══ Extracted information ══

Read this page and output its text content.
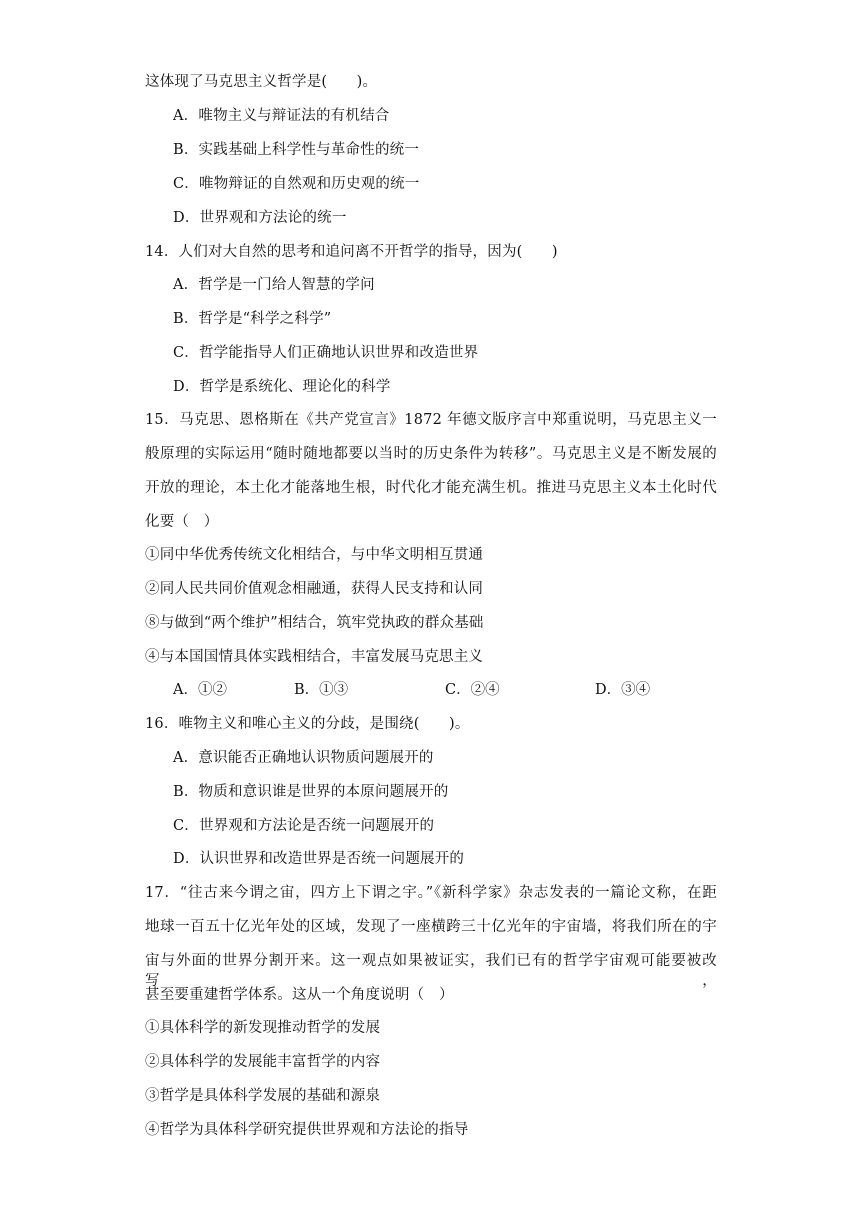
这体现了马克思主义哲学是(　　)。
A．唯物主义与辩证法的有机结合
B．实践基础上科学性与革命性的统一
C．唯物辩证的自然观和历史观的统一
D．世界观和方法论的统一
14．人们对大自然的思考和追问离不开哲学的指导，因为(　　)
A．哲学是一门给人智慧的学问
B．哲学是“科学之科学”
C．哲学能指导人们正确地认识世界和改造世界
D．哲学是系统化、理论化的科学
15．马克思、恩格斯在《共产党宣言》1872 年德文版序言中郑重说明，马克思主义一
般原理的实际运用“随时随地都要以当时的历史条件为转移”。马克思主义是不断发展的
开放的理论，本土化才能落地生根，时代化才能充满生机。推进马克思主义本土化时代
化要（　）
①同中华优秀传统文化相结合，与中华文明相互贯通
②同人民共同价值观念相融通，获得人民支持和认同
⑧与做到“两个维护”相结合，筑牢党执政的群众基础
④与本国国情具体实践相结合，丰富发展马克思主义
A．①②	B．①③	C．②④	D．③④
16．唯物主义和唯心主义的分歧，是围绕(　　)。
A．意识能否正确地认识物质问题展开的
B．物质和意识谁是世界的本原问题展开的
C．世界观和方法论是否统一问题展开的
D．认识世界和改造世界是否统一问题展开的
17．“往古来今谓之宙，四方上下谓之宇。”《新科学家》杂志发表的一篇论文称，在距
地球一百五十亿光年处的区域，发现了一座横跨三十亿光年的宇宙墙，将我们所在的宇
宙与外面的世界分割开来。这一观点如果被证实，我们已有的哲学宇宙观可能要被改写，
甚至要重建哲学体系。这从一个角度说明（　）
①具体科学的新发现推动哲学的发展
②具体科学的发展能丰富哲学的内容
③哲学是具体科学发展的基础和源泉
④哲学为具体科学研究提供世界观和方法论的指导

═══

Direction: Leave the pictures out and output the rest of the listing exactly.

Written answer:
Read this page and output its text content.
这体现了马克思主义哲学是(　　)。
A．唯物主义与辩证法的有机结合
B．实践基础上科学性与革命性的统一
C．唯物辩证的自然观和历史观的统一
D．世界观和方法论的统一
14．人们对大自然的思考和追问离不开哲学的指导，因为(　　)
A．哲学是一门给人智慧的学问
B．哲学是“科学之科学”
C．哲学能指导人们正确地认识世界和改造世界
D．哲学是系统化、理论化的科学
15．马克思、恩格斯在《共产党宣言》1872 年德文版序言中郑重说明，马克思主义一
般原理的实际运用“随时随地都要以当时的历史条件为转移”。马克思主义是不断发展的
开放的理论，本土化才能落地生根，时代化才能充满生机。推进马克思主义本土化时代
化要（　）
①同中华优秀传统文化相结合，与中华文明相互贯通
②同人民共同价值观念相融通，获得人民支持和认同
⑧与做到“两个维护”相结合，筑牢党执政的群众基础
④与本国国情具体实践相结合，丰富发展马克思主义
A．①②	B．①③	C．②④	D．③④
16．唯物主义和唯心主义的分歧，是围绕(　　)。
A．意识能否正确地认识物质问题展开的
B．物质和意识谁是世界的本原问题展开的
C．世界观和方法论是否统一问题展开的
D．认识世界和改造世界是否统一问题展开的
17．“往古来今谓之宙，四方上下谓之宇。”《新科学家》杂志发表的一篇论文称，在距
地球一百五十亿光年处的区域，发现了一座横跨三十亿光年的宇宙墙，将我们所在的宇
宙与外面的世界分割开来。这一观点如果被证实，我们已有的哲学宇宙观可能要被改写，
甚至要重建哲学体系。这从一个角度说明（　）
①具体科学的新发现推动哲学的发展
②具体科学的发展能丰富哲学的内容
③哲学是具体科学发展的基础和源泉
④哲学为具体科学研究提供世界观和方法论的指导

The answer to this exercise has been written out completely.